(EXERCISE):
Scan the data for "question" and copy the lines it appears in.

(STORED DATA):
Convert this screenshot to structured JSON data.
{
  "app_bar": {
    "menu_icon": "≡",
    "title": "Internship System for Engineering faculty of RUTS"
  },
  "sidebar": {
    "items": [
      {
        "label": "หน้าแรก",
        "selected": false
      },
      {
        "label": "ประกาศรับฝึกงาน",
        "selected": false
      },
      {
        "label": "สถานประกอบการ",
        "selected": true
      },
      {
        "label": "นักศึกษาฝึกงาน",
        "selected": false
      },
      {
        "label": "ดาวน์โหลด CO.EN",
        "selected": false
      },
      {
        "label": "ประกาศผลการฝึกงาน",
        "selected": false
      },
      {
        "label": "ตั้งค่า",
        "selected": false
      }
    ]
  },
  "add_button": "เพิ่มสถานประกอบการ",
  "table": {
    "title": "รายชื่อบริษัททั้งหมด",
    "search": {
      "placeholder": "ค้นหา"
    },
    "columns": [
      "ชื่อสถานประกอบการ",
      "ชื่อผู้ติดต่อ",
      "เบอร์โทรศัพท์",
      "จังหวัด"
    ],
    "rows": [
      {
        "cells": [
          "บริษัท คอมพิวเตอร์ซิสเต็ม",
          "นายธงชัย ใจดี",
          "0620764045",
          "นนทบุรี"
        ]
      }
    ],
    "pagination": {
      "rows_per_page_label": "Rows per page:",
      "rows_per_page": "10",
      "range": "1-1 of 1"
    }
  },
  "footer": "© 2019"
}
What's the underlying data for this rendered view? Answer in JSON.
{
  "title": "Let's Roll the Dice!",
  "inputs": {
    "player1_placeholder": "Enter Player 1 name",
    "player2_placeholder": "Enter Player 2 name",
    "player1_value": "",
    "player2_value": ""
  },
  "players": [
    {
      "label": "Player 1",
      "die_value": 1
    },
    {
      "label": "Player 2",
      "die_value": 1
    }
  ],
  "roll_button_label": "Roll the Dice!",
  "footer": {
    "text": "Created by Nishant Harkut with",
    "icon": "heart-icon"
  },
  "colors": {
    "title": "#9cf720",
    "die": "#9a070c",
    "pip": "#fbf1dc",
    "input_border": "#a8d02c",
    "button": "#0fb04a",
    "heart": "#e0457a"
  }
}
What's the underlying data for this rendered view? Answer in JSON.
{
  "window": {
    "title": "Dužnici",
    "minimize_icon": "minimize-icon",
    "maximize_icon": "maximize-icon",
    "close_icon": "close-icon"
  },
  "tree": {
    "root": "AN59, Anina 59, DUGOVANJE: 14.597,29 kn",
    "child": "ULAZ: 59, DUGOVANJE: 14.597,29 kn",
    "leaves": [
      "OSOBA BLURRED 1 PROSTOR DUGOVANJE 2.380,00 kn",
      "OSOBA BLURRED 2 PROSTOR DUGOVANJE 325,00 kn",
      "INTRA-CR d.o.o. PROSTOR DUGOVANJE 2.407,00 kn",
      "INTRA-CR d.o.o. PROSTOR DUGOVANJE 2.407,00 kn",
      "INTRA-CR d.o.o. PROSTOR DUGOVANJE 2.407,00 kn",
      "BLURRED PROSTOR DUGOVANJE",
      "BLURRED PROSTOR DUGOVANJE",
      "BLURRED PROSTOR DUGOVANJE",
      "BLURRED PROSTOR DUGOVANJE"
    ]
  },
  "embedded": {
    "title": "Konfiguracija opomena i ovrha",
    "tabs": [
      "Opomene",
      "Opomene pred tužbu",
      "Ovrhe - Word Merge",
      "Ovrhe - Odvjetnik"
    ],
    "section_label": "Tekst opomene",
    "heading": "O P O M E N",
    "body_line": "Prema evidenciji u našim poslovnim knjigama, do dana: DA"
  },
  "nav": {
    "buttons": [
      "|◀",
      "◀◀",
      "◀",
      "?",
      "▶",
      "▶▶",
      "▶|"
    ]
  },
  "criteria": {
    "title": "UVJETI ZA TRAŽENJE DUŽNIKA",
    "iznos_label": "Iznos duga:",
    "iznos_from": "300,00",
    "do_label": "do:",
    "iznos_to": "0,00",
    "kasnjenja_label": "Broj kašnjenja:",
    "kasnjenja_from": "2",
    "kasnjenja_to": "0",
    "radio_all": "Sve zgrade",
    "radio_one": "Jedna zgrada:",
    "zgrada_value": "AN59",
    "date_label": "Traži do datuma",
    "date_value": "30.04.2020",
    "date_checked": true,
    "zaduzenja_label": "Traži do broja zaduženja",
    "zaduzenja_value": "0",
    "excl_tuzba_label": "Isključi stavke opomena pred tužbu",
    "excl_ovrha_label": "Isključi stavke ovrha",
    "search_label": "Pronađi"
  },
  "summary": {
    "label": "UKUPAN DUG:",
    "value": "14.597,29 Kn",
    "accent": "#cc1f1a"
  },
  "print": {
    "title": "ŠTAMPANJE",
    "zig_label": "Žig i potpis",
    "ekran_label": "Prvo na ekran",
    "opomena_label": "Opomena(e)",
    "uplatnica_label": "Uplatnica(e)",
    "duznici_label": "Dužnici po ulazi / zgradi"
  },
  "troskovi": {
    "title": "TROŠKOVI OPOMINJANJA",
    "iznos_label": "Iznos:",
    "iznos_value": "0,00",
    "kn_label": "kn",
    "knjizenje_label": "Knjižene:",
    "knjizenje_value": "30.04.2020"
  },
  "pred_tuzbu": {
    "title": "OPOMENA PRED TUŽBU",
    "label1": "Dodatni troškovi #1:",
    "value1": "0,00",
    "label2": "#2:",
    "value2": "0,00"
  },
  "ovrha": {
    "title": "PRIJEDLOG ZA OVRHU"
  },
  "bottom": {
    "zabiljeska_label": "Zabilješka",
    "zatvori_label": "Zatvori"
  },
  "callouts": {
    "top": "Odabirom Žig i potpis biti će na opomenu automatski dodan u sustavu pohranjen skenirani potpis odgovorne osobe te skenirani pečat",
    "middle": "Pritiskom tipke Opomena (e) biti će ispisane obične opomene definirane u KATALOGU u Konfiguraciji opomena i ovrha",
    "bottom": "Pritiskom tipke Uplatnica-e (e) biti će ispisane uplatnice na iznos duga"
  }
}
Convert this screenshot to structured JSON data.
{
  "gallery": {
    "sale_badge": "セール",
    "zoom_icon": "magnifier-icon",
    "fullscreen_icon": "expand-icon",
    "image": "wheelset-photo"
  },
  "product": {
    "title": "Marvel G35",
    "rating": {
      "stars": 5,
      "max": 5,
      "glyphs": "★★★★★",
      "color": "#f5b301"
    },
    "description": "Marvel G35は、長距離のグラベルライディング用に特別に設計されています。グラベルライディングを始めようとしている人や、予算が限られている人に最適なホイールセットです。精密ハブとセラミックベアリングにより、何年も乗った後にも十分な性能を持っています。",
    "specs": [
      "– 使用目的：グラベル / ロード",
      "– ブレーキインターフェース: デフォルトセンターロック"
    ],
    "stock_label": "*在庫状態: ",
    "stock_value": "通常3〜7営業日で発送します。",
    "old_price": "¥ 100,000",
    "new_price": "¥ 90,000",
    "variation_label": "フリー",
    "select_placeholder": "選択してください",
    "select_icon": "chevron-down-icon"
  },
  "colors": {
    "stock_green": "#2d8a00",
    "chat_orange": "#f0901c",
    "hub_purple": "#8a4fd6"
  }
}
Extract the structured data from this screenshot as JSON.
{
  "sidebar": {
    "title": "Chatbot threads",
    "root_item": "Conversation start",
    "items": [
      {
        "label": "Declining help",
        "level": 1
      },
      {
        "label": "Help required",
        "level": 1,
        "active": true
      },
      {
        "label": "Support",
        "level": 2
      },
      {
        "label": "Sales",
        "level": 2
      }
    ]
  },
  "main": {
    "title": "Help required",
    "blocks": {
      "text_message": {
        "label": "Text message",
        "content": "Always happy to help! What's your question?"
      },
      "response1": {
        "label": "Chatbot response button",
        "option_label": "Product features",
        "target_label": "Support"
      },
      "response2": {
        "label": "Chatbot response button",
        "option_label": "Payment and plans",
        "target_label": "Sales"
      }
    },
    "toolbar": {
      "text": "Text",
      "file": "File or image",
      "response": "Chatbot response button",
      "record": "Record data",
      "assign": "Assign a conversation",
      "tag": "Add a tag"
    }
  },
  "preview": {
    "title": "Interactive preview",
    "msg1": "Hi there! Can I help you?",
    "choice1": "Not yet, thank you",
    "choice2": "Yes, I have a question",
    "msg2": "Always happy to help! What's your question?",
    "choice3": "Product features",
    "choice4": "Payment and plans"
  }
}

(RESULT OF THIS TASK):
        "content": "Always happy to help! What's your question?"
    "choice2": "Yes, I have a question",
    "msg2": "Always happy to help! What's your question?",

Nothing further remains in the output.